* begin DATA EXTRACT *

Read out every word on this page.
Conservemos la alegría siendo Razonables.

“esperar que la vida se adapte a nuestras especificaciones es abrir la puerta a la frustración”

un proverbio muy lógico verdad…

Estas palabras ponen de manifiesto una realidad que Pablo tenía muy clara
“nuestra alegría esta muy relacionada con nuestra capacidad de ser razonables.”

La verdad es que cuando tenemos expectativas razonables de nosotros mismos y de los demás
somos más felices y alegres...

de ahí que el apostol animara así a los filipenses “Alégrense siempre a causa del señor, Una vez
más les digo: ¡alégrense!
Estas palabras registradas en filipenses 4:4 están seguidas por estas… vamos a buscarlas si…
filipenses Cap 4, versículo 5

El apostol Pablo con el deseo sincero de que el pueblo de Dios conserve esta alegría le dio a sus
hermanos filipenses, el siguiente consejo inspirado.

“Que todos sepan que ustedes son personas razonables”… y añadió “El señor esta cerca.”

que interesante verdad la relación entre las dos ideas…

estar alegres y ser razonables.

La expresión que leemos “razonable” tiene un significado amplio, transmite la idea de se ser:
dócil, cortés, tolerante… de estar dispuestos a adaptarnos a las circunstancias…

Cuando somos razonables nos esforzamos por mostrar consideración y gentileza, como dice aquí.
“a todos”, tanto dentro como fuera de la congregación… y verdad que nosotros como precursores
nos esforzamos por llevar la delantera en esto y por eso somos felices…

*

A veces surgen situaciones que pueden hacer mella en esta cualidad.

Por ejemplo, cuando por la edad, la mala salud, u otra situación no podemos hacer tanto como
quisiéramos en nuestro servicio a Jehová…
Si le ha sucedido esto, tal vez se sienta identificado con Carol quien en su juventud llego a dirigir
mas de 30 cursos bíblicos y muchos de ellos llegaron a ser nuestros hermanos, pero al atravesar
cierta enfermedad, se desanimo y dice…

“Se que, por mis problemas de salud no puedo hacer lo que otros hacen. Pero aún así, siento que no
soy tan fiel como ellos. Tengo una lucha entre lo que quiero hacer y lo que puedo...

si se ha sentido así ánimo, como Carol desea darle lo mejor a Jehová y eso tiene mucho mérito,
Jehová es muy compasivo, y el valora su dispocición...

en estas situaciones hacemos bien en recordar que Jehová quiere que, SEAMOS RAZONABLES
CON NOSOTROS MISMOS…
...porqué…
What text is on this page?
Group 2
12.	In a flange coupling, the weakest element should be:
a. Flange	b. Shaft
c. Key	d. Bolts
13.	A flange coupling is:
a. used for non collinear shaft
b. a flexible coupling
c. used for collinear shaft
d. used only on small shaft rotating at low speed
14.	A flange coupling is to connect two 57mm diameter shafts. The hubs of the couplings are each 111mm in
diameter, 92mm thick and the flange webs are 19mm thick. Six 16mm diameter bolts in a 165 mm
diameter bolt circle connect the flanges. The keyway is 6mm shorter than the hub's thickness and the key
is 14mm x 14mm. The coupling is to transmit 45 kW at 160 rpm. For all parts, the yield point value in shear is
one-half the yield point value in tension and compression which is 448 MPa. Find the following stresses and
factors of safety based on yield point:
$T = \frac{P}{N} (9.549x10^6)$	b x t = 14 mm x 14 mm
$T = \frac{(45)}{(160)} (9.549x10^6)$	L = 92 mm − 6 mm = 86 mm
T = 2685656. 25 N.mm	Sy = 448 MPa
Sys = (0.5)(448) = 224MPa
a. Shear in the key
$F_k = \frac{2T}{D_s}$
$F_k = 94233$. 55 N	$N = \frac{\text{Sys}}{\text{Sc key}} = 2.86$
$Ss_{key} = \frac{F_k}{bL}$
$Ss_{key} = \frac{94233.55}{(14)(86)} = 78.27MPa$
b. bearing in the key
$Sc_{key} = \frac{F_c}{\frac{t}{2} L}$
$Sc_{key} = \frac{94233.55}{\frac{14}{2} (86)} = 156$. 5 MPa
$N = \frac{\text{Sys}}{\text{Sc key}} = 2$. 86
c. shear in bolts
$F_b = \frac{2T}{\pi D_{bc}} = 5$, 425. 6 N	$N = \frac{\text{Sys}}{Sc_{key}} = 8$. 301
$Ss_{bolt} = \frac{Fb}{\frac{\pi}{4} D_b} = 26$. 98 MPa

* end DATA EXTRACT *

### AIM
Copy every line in the records above that contains the word "Carol".

### COMPLETE ANSWER
Si le ha sucedido esto, tal vez se sienta identificado con Carol quien en su juventud llego a dirigir
si se ha sentido así ánimo, como Carol desea darle lo mejor a Jehová y eso tiene mucho mérito,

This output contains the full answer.